WORK TO DO ▸ Write out the data below exactly as given, without any of its pictures.

*** LISTING ***

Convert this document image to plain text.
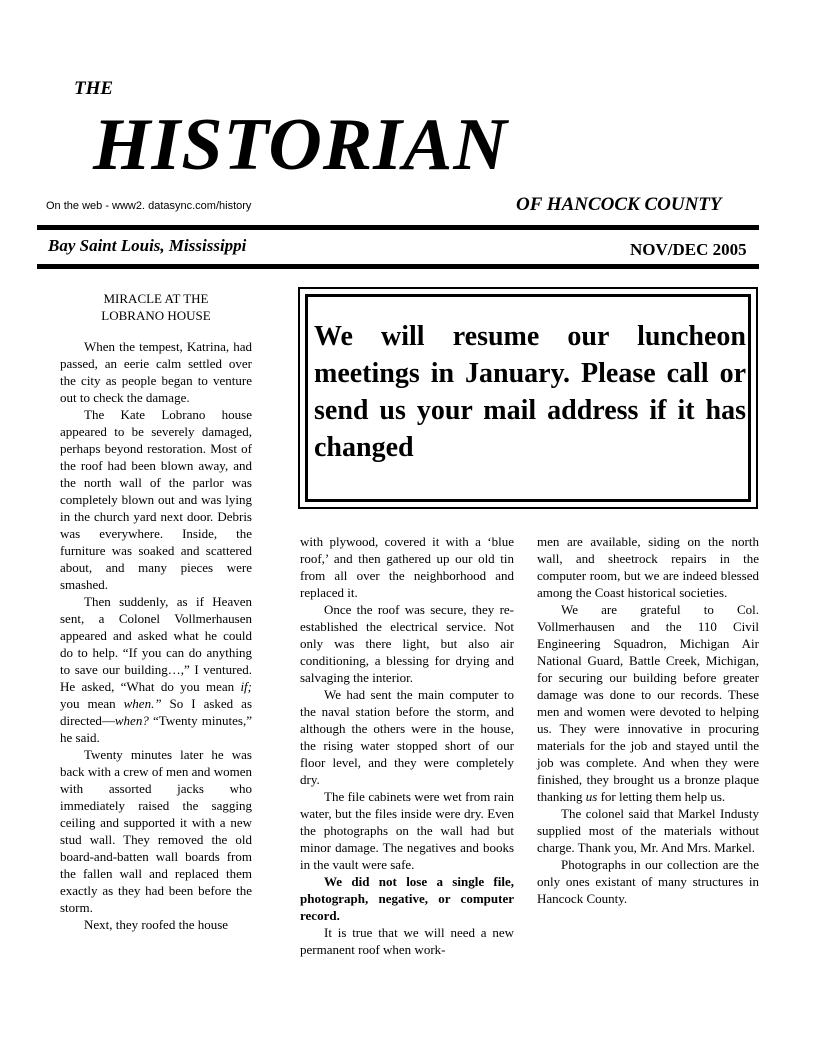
THE
HISTORIAN
On the web - www2. datasync.com/history	OF HANCOCK COUNTY
Bay Saint Louis, Mississippi	NOV/DEC 2005
MIRACLE AT THE
LOBRANO HOUSE
We will resume our luncheon meetings in January. Please call or send us your mail address if it has changed

When the tempest, Katrina, had passed, an eerie calm settled over the city as people began to venture out to check the damage.

The Kate Lobrano house appeared to be severely damaged, perhaps beyond restoration. Most of the roof had been blown away, and the north wall of the parlor was completely blown out and was lying in the church yard next door. Debris was everywhere. Inside, the furniture was soaked and scattered about, and many pieces were smashed.

Then suddenly, as if Heaven sent, a Colonel Vollmerhausen appeared and asked what he could do to help. “If you can do anything to save our building…,” I ventured. He asked, “What do you mean if; you mean when.” So I asked as directed—when? “Twenty minutes,” he said.

Twenty minutes later he was back with a crew of men and women with assorted jacks who immediately raised the sagging ceiling and supported it with a new stud wall. They removed the old board-and-batten wall boards from the fallen wall and replaced them exactly as they had been before the storm.

Next, they roofed the house

with plywood, covered it with a ‘blue roof,’ and then gathered up our old tin from all over the neighborhood and replaced it.

Once the roof was secure, they re-established the electrical service. Not only was there light, but also air conditioning, a blessing for drying and salvaging the interior.

We had sent the main computer to the naval station before the storm, and although the others were in the house, the rising water stopped short of our floor level, and they were completely dry.

The file cabinets were wet from rain water, but the files inside were dry. Even the photographs on the wall had but minor damage. The negatives and books in the vault were safe.

We did not lose a single file, photograph, negative, or computer record.

It is true that we will need a new permanent roof when work-

men are available, siding on the north wall, and sheetrock repairs in the computer room, but we are indeed blessed among the Coast historical societies.

We are grateful to Col. Vollmerhausen and the 110 Civil Engineering Squadron, Michigan Air National Guard, Battle Creek, Michigan, for securing our building before greater damage was done to our records. These men and women were devoted to helping us. They were innovative in procuring materials for the job and stayed until the job was complete. And when they were finished, they brought us a bronze plaque thanking us for letting them help us.

The colonel said that Markel Industy supplied most of the materials without charge. Thank you, Mr. And Mrs. Markel.

Photographs in our collection are the only ones existant of many structures in Hancock County.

***

OUTPUT FOR THIS EXERCISE ▸
Convert this document image to plain text.
THE
HISTORIAN
On the web - www2. datasync.com/history	OF HANCOCK COUNTY
Bay Saint Louis, Mississippi	NOV/DEC 2005
MIRACLE AT THE
LOBRANO HOUSE
We will resume our luncheon meetings in January. Please call or send us your mail address if it has changed

When the tempest, Katrina, had passed, an eerie calm settled over the city as people began to venture out to check the damage.

The Kate Lobrano house appeared to be severely damaged, perhaps beyond restoration. Most of the roof had been blown away, and the north wall of the parlor was completely blown out and was lying in the church yard next door. Debris was everywhere. Inside, the furniture was soaked and scattered about, and many pieces were smashed.

Then suddenly, as if Heaven sent, a Colonel Vollmerhausen appeared and asked what he could do to help. “If you can do anything to save our building…,” I ventured. He asked, “What do you mean if; you mean when.” So I asked as directed—when? “Twenty minutes,” he said.

Twenty minutes later he was back with a crew of men and women with assorted jacks who immediately raised the sagging ceiling and supported it with a new stud wall. They removed the old board-and-batten wall boards from the fallen wall and replaced them exactly as they had been before the storm.

Next, they roofed the house

with plywood, covered it with a ‘blue roof,’ and then gathered up our old tin from all over the neighborhood and replaced it.

Once the roof was secure, they re-established the electrical service. Not only was there light, but also air conditioning, a blessing for drying and salvaging the interior.

We had sent the main computer to the naval station before the storm, and although the others were in the house, the rising water stopped short of our floor level, and they were completely dry.

The file cabinets were wet from rain water, but the files inside were dry. Even the photographs on the wall had but minor damage. The negatives and books in the vault were safe.

We did not lose a single file, photograph, negative, or computer record.

It is true that we will need a new permanent roof when work-

men are available, siding on the north wall, and sheetrock repairs in the computer room, but we are indeed blessed among the Coast historical societies.

We are grateful to Col. Vollmerhausen and the 110 Civil Engineering Squadron, Michigan Air National Guard, Battle Creek, Michigan, for securing our building before greater damage was done to our records. These men and women were devoted to helping us. They were innovative in procuring materials for the job and stayed until the job was complete. And when they were finished, they brought us a bronze plaque thanking us for letting them help us.

The colonel said that Markel Industy supplied most of the materials without charge. Thank you, Mr. And Mrs. Markel.

Photographs in our collection are the only ones existant of many structures in Hancock County.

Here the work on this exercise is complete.